### PROMPT
Retype the data below without altering anything.

Stored data entries:
(begin)
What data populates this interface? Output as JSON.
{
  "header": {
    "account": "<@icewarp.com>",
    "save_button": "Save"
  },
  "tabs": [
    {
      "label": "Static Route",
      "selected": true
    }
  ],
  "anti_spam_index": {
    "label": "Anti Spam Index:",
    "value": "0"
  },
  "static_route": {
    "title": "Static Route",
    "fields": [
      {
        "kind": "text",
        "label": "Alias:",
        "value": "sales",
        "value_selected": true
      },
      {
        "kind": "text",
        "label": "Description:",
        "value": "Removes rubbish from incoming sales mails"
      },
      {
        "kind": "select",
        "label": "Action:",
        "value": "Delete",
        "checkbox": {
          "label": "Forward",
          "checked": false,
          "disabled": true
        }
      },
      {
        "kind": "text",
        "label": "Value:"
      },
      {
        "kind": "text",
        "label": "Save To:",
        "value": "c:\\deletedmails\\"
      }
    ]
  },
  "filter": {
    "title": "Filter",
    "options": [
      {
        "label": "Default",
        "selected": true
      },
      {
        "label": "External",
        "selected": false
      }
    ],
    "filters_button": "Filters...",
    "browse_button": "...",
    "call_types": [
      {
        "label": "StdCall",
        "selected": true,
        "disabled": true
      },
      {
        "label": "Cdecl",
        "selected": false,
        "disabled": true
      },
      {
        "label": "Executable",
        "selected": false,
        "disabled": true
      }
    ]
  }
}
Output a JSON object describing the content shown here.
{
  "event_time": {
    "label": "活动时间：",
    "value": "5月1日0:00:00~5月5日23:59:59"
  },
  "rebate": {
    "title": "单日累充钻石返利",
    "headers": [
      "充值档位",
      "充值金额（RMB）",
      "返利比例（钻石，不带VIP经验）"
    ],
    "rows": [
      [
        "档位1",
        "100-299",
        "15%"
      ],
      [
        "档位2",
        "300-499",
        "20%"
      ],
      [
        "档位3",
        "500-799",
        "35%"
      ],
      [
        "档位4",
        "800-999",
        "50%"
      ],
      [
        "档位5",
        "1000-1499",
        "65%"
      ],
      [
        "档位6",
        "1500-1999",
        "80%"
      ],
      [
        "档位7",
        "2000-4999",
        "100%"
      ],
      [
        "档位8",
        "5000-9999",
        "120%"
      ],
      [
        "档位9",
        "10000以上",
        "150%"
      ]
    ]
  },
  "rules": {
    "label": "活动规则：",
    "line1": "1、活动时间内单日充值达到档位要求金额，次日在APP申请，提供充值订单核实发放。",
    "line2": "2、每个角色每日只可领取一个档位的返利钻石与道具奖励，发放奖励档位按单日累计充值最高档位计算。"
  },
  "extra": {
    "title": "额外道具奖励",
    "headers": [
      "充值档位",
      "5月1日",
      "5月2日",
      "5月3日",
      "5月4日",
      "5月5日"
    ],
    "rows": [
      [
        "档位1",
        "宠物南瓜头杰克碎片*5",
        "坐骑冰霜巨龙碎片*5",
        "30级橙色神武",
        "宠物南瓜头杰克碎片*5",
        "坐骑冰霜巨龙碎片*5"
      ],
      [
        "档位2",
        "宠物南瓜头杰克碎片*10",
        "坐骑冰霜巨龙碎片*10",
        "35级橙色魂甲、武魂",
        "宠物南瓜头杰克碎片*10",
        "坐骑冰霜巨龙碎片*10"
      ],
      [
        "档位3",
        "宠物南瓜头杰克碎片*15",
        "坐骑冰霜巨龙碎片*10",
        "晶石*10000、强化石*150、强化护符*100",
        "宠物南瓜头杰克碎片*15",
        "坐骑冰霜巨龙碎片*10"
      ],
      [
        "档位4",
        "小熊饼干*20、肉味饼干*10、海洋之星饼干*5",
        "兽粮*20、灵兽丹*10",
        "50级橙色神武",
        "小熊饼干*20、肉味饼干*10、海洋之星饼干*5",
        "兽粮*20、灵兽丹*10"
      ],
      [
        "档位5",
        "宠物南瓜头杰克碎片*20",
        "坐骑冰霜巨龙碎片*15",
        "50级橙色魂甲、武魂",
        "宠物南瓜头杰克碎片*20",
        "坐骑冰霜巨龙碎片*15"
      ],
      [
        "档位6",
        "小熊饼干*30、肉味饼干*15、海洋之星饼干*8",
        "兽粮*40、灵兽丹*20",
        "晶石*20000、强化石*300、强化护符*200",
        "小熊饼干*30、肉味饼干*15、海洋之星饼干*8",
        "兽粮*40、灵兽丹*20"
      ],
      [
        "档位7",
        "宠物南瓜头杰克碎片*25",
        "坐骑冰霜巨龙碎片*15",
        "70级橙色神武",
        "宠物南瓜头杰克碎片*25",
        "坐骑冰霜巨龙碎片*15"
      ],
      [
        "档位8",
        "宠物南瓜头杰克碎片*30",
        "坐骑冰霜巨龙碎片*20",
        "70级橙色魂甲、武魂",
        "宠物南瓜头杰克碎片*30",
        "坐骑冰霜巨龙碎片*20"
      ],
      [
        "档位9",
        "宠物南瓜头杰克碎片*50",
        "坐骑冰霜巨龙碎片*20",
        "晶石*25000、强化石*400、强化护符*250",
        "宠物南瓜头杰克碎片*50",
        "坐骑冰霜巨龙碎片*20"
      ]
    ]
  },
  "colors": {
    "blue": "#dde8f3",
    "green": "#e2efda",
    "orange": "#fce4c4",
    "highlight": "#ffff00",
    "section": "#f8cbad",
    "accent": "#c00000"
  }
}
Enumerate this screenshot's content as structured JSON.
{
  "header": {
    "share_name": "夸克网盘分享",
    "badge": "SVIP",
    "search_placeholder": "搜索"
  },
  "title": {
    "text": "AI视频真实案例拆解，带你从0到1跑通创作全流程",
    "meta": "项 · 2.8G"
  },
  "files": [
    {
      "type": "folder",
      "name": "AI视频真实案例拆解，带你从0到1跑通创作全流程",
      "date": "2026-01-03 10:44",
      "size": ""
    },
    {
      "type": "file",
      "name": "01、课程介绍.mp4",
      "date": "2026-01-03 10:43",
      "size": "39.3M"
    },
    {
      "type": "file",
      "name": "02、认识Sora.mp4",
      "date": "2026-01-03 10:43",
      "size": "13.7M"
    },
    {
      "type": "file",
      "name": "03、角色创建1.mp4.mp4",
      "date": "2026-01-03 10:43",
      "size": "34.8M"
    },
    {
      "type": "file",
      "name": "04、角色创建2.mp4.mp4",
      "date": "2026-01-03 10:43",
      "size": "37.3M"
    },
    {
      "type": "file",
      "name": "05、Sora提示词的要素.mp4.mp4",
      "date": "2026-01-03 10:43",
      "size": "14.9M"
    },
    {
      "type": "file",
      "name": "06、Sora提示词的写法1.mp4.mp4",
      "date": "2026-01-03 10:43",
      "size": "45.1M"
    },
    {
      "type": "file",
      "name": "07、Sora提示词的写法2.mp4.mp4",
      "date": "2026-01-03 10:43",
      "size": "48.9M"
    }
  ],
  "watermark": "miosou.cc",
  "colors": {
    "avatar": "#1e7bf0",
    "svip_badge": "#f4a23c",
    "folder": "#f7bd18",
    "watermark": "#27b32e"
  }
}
(end)
### EXERCISE OUTPUT
What data populates this interface? Output as JSON.
{
  "header": {
    "account": "<@icewarp.com>",
    "save_button": "Save"
  },
  "tabs": [
    {
      "label": "Static Route",
      "selected": true
    }
  ],
  "anti_spam_index": {
    "label": "Anti Spam Index:",
    "value": "0"
  },
  "static_route": {
    "title": "Static Route",
    "fields": [
      {
        "kind": "text",
        "label": "Alias:",
        "value": "sales",
        "value_selected": true
      },
      {
        "kind": "text",
        "label": "Description:",
        "value": "Removes rubbish from incoming sales mails"
      },
      {
        "kind": "select",
        "label": "Action:",
        "value": "Delete",
        "checkbox": {
          "label": "Forward",
          "checked": false,
          "disabled": true
        }
      },
      {
        "kind": "text",
        "label": "Value:"
      },
      {
        "kind": "text",
        "label": "Save To:",
        "value": "c:\\deletedmails\\"
      }
    ]
  },
  "filter": {
    "title": "Filter",
    "options": [
      {
        "label": "Default",
        "selected": true
      },
      {
        "label": "External",
        "selected": false
      }
    ],
    "filters_button": "Filters...",
    "browse_button": "...",
    "call_types": [
      {
        "label": "StdCall",
        "selected": true,
        "disabled": true
      },
      {
        "label": "Cdecl",
        "selected": false,
        "disabled": true
      },
      {
        "label": "Executable",
        "selected": false,
        "disabled": true
      }
    ]
  }
}
Output a JSON object describing the content shown here.
{
  "event_time": {
    "label": "活动时间：",
    "value": "5月1日0:00:00~5月5日23:59:59"
  },
  "rebate": {
    "title": "单日累充钻石返利",
    "headers": [
      "充值档位",
      "充值金额（RMB）",
      "返利比例（钻石，不带VIP经验）"
    ],
    "rows": [
      [
        "档位1",
        "100-299",
        "15%"
      ],
      [
        "档位2",
        "300-499",
        "20%"
      ],
      [
        "档位3",
        "500-799",
        "35%"
      ],
      [
        "档位4",
        "800-999",
        "50%"
      ],
      [
        "档位5",
        "1000-1499",
        "65%"
      ],
      [
        "档位6",
        "1500-1999",
        "80%"
      ],
      [
        "档位7",
        "2000-4999",
        "100%"
      ],
      [
        "档位8",
        "5000-9999",
        "120%"
      ],
      [
        "档位9",
        "10000以上",
        "150%"
      ]
    ]
  },
  "rules": {
    "label": "活动规则：",
    "line1": "1、活动时间内单日充值达到档位要求金额，次日在APP申请，提供充值订单核实发放。",
    "line2": "2、每个角色每日只可领取一个档位的返利钻石与道具奖励，发放奖励档位按单日累计充值最高档位计算。"
  },
  "extra": {
    "title": "额外道具奖励",
    "headers": [
      "充值档位",
      "5月1日",
      "5月2日",
      "5月3日",
      "5月4日",
      "5月5日"
    ],
    "rows": [
      [
        "档位1",
        "宠物南瓜头杰克碎片*5",
        "坐骑冰霜巨龙碎片*5",
        "30级橙色神武",
        "宠物南瓜头杰克碎片*5",
        "坐骑冰霜巨龙碎片*5"
      ],
      [
        "档位2",
        "宠物南瓜头杰克碎片*10",
        "坐骑冰霜巨龙碎片*10",
        "35级橙色魂甲、武魂",
        "宠物南瓜头杰克碎片*10",
        "坐骑冰霜巨龙碎片*10"
      ],
      [
        "档位3",
        "宠物南瓜头杰克碎片*15",
        "坐骑冰霜巨龙碎片*10",
        "晶石*10000、强化石*150、强化护符*100",
        "宠物南瓜头杰克碎片*15",
        "坐骑冰霜巨龙碎片*10"
      ],
      [
        "档位4",
        "小熊饼干*20、肉味饼干*10、海洋之星饼干*5",
        "兽粮*20、灵兽丹*10",
        "50级橙色神武",
        "小熊饼干*20、肉味饼干*10、海洋之星饼干*5",
        "兽粮*20、灵兽丹*10"
      ],
      [
        "档位5",
        "宠物南瓜头杰克碎片*20",
        "坐骑冰霜巨龙碎片*15",
        "50级橙色魂甲、武魂",
        "宠物南瓜头杰克碎片*20",
        "坐骑冰霜巨龙碎片*15"
      ],
      [
        "档位6",
        "小熊饼干*30、肉味饼干*15、海洋之星饼干*8",
        "兽粮*40、灵兽丹*20",
        "晶石*20000、强化石*300、强化护符*200",
        "小熊饼干*30、肉味饼干*15、海洋之星饼干*8",
        "兽粮*40、灵兽丹*20"
      ],
      [
        "档位7",
        "宠物南瓜头杰克碎片*25",
        "坐骑冰霜巨龙碎片*15",
        "70级橙色神武",
        "宠物南瓜头杰克碎片*25",
        "坐骑冰霜巨龙碎片*15"
      ],
      [
        "档位8",
        "宠物南瓜头杰克碎片*30",
        "坐骑冰霜巨龙碎片*20",
        "70级橙色魂甲、武魂",
        "宠物南瓜头杰克碎片*30",
        "坐骑冰霜巨龙碎片*20"
      ],
      [
        "档位9",
        "宠物南瓜头杰克碎片*50",
        "坐骑冰霜巨龙碎片*20",
        "晶石*25000、强化石*400、强化护符*250",
        "宠物南瓜头杰克碎片*50",
        "坐骑冰霜巨龙碎片*20"
      ]
    ]
  },
  "colors": {
    "blue": "#dde8f3",
    "green": "#e2efda",
    "orange": "#fce4c4",
    "highlight": "#ffff00",
    "section": "#f8cbad",
    "accent": "#c00000"
  }
}
Enumerate this screenshot's content as structured JSON.
{
  "header": {
    "share_name": "夸克网盘分享",
    "badge": "SVIP",
    "search_placeholder": "搜索"
  },
  "title": {
    "text": "AI视频真实案例拆解，带你从0到1跑通创作全流程",
    "meta": "项 · 2.8G"
  },
  "files": [
    {
      "type": "folder",
      "name": "AI视频真实案例拆解，带你从0到1跑通创作全流程",
      "date": "2026-01-03 10:44",
      "size": ""
    },
    {
      "type": "file",
      "name": "01、课程介绍.mp4",
      "date": "2026-01-03 10:43",
      "size": "39.3M"
    },
    {
      "type": "file",
      "name": "02、认识Sora.mp4",
      "date": "2026-01-03 10:43",
      "size": "13.7M"
    },
    {
      "type": "file",
      "name": "03、角色创建1.mp4.mp4",
      "date": "2026-01-03 10:43",
      "size": "34.8M"
    },
    {
      "type": "file",
      "name": "04、角色创建2.mp4.mp4",
      "date": "2026-01-03 10:43",
      "size": "37.3M"
    },
    {
      "type": "file",
      "name": "05、Sora提示词的要素.mp4.mp4",
      "date": "2026-01-03 10:43",
      "size": "14.9M"
    },
    {
      "type": "file",
      "name": "06、Sora提示词的写法1.mp4.mp4",
      "date": "2026-01-03 10:43",
      "size": "45.1M"
    },
    {
      "type": "file",
      "name": "07、Sora提示词的写法2.mp4.mp4",
      "date": "2026-01-03 10:43",
      "size": "48.9M"
    }
  ],
  "watermark": "miosou.cc",
  "colors": {
    "avatar": "#1e7bf0",
    "svip_badge": "#f4a23c",
    "folder": "#f7bd18",
    "watermark": "#27b32e"
  }
}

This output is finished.